##### Data excerpts

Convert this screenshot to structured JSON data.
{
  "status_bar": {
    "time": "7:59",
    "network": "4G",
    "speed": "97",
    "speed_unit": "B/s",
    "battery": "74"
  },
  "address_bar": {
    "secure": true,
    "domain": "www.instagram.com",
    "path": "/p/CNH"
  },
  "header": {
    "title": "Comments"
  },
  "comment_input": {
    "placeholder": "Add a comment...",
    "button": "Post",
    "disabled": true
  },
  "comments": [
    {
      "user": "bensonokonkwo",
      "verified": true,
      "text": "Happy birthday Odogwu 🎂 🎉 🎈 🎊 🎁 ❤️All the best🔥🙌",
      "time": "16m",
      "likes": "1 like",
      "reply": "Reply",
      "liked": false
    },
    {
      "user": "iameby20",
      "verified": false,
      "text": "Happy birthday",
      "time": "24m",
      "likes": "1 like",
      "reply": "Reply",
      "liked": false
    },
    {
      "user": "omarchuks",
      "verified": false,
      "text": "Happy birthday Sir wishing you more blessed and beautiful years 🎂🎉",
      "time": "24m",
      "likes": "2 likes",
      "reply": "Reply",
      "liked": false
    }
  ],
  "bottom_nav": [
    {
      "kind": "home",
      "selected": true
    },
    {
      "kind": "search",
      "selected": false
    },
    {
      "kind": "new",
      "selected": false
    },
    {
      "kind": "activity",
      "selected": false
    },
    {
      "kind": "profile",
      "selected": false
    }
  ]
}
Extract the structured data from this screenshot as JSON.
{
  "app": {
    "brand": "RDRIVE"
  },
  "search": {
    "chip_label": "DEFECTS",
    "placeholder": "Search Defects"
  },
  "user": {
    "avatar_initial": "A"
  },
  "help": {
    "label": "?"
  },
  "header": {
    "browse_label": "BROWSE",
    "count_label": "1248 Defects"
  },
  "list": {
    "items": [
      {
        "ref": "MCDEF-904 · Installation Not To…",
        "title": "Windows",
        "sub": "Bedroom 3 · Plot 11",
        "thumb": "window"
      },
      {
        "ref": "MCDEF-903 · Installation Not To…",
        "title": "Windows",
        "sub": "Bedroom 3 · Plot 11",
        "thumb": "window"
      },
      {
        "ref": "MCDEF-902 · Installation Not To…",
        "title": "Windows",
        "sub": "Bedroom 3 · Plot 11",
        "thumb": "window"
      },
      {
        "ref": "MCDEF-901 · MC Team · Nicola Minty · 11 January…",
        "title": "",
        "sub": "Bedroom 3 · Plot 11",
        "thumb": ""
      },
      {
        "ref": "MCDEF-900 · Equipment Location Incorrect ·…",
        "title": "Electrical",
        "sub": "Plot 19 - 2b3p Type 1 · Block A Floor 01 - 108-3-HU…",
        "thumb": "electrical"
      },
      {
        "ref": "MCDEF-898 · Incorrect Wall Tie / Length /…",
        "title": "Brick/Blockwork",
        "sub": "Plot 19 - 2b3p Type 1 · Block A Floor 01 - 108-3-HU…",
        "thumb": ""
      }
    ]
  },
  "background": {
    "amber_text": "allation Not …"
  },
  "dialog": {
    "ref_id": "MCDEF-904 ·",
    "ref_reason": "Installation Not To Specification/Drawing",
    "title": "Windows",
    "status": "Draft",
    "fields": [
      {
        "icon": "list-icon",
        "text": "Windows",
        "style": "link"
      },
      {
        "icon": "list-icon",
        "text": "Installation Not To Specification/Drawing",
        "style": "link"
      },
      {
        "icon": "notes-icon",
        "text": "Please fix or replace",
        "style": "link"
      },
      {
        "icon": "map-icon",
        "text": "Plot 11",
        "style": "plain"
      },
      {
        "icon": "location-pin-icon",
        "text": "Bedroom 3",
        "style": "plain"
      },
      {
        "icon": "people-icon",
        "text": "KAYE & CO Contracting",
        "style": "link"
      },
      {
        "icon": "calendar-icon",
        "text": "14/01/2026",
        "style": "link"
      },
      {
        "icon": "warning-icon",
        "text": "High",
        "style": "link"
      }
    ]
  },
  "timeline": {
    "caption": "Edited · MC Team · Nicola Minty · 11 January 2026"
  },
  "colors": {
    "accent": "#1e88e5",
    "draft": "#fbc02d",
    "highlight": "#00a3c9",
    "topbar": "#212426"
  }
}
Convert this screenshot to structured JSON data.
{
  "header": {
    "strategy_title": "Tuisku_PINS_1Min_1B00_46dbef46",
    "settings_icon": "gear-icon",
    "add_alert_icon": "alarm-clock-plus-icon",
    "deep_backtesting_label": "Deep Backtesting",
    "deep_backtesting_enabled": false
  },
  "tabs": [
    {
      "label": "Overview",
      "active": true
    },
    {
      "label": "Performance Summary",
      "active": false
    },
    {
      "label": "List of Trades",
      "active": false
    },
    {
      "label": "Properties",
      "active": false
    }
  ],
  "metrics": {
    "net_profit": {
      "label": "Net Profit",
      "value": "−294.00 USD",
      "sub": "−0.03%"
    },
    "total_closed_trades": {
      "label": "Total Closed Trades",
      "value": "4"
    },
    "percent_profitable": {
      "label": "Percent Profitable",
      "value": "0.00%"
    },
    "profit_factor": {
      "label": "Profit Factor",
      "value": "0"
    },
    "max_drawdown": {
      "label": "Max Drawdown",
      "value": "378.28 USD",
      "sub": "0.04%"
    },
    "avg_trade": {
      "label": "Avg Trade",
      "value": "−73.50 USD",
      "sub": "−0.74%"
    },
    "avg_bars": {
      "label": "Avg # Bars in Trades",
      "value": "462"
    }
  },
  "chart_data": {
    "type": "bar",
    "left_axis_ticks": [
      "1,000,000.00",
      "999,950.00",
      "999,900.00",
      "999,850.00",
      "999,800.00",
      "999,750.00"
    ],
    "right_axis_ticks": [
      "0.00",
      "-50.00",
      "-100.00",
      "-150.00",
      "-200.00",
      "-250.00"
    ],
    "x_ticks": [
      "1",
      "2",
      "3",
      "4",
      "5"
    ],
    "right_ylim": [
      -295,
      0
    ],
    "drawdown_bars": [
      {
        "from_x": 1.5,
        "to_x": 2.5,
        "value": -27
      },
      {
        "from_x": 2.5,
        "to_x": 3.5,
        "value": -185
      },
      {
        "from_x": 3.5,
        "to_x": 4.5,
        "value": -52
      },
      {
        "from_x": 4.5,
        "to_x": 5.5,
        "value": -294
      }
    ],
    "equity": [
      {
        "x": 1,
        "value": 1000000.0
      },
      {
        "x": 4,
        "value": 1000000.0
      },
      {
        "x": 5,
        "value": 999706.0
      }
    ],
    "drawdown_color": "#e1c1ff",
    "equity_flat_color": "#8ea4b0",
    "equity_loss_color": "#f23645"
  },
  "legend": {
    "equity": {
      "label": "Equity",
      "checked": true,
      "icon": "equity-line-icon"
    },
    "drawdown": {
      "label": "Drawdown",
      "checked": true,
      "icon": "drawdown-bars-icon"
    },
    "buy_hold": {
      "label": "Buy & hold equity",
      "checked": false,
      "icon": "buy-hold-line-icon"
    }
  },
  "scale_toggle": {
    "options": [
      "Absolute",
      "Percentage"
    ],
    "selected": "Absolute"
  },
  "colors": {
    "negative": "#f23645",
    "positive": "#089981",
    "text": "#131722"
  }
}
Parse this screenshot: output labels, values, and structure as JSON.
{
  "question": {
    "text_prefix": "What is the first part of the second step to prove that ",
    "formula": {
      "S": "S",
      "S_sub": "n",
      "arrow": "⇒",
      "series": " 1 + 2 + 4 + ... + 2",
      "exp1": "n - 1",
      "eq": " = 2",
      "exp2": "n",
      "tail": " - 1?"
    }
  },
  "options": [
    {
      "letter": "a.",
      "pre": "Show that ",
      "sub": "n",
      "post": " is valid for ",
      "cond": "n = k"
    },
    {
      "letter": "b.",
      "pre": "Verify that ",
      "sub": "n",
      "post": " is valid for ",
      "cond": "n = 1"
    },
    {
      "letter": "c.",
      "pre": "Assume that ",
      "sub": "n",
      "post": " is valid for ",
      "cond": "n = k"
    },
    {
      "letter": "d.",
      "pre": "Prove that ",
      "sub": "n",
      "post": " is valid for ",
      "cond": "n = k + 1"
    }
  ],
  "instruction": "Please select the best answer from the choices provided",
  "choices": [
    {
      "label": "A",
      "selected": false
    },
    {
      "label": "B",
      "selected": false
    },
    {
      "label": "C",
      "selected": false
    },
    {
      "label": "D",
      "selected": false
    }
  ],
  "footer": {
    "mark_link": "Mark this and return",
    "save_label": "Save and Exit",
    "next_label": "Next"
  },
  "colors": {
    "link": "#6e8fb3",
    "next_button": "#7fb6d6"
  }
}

##########

- **Request**: Please extract exactly, and only, the lines from the line containing "Parse this screenshot: output" through the last line of the records.

- **Expected output**:
Parse this screenshot: output labels, values, and structure as JSON.
{
  "question": {
    "text_prefix": "What is the first part of the second step to prove that ",
    "formula": {
      "S": "S",
      "S_sub": "n",
      "arrow": "⇒",
      "series": " 1 + 2 + 4 + ... + 2",
      "exp1": "n - 1",
      "eq": " = 2",
      "exp2": "n",
      "tail": " - 1?"
    }
  },
  "options": [
    {
      "letter": "a.",
      "pre": "Show that ",
      "sub": "n",
      "post": " is valid for ",
      "cond": "n = k"
    },
    {
      "letter": "b.",
      "pre": "Verify that ",
      "sub": "n",
      "post": " is valid for ",
      "cond": "n = 1"
    },
    {
      "letter": "c.",
      "pre": "Assume that ",
      "sub": "n",
      "post": " is valid for ",
      "cond": "n = k"
    },
    {
      "letter": "d.",
      "pre": "Prove that ",
      "sub": "n",
      "post": " is valid for ",
      "cond": "n = k + 1"
    }
  ],
  "instruction": "Please select the best answer from the choices provided",
  "choices": [
    {
      "label": "A",
      "selected": false
    },
    {
      "label": "B",
      "selected": false
    },
    {
      "label": "C",
      "selected": false
    },
    {
      "label": "D",
      "selected": false
    }
  ],
  "footer": {
    "mark_link": "Mark this and return",
    "save_label": "Save and Exit",
    "next_label": "Next"
  },
  "colors": {
    "link": "#6e8fb3",
    "next_button": "#7fb6d6"
  }
}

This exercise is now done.